Short problem: Render the following material again verbatim, leaving nothing out.

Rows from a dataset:
========================================================================

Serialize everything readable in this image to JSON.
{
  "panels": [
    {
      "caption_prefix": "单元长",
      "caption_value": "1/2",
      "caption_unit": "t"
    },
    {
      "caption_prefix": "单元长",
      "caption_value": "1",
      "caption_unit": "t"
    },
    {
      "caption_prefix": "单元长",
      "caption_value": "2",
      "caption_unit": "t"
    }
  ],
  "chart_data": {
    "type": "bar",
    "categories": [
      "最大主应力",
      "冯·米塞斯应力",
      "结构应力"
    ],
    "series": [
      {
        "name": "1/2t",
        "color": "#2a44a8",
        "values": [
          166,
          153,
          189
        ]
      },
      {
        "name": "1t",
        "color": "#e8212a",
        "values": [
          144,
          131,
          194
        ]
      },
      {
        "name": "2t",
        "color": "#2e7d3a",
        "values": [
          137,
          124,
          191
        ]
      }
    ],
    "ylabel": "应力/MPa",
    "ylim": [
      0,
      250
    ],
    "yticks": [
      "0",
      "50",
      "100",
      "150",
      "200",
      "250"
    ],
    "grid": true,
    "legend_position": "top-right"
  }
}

========================================================================

Task answer:
Serialize everything readable in this image to JSON.
{
  "panels": [
    {
      "caption_prefix": "单元长",
      "caption_value": "1/2",
      "caption_unit": "t"
    },
    {
      "caption_prefix": "单元长",
      "caption_value": "1",
      "caption_unit": "t"
    },
    {
      "caption_prefix": "单元长",
      "caption_value": "2",
      "caption_unit": "t"
    }
  ],
  "chart_data": {
    "type": "bar",
    "categories": [
      "最大主应力",
      "冯·米塞斯应力",
      "结构应力"
    ],
    "series": [
      {
        "name": "1/2t",
        "color": "#2a44a8",
        "values": [
          166,
          153,
          189
        ]
      },
      {
        "name": "1t",
        "color": "#e8212a",
        "values": [
          144,
          131,
          194
        ]
      },
      {
        "name": "2t",
        "color": "#2e7d3a",
        "values": [
          137,
          124,
          191
        ]
      }
    ],
    "ylabel": "应力/MPa",
    "ylim": [
      0,
      250
    ],
    "yticks": [
      "0",
      "50",
      "100",
      "150",
      "200",
      "250"
    ],
    "grid": true,
    "legend_position": "top-right"
  }
}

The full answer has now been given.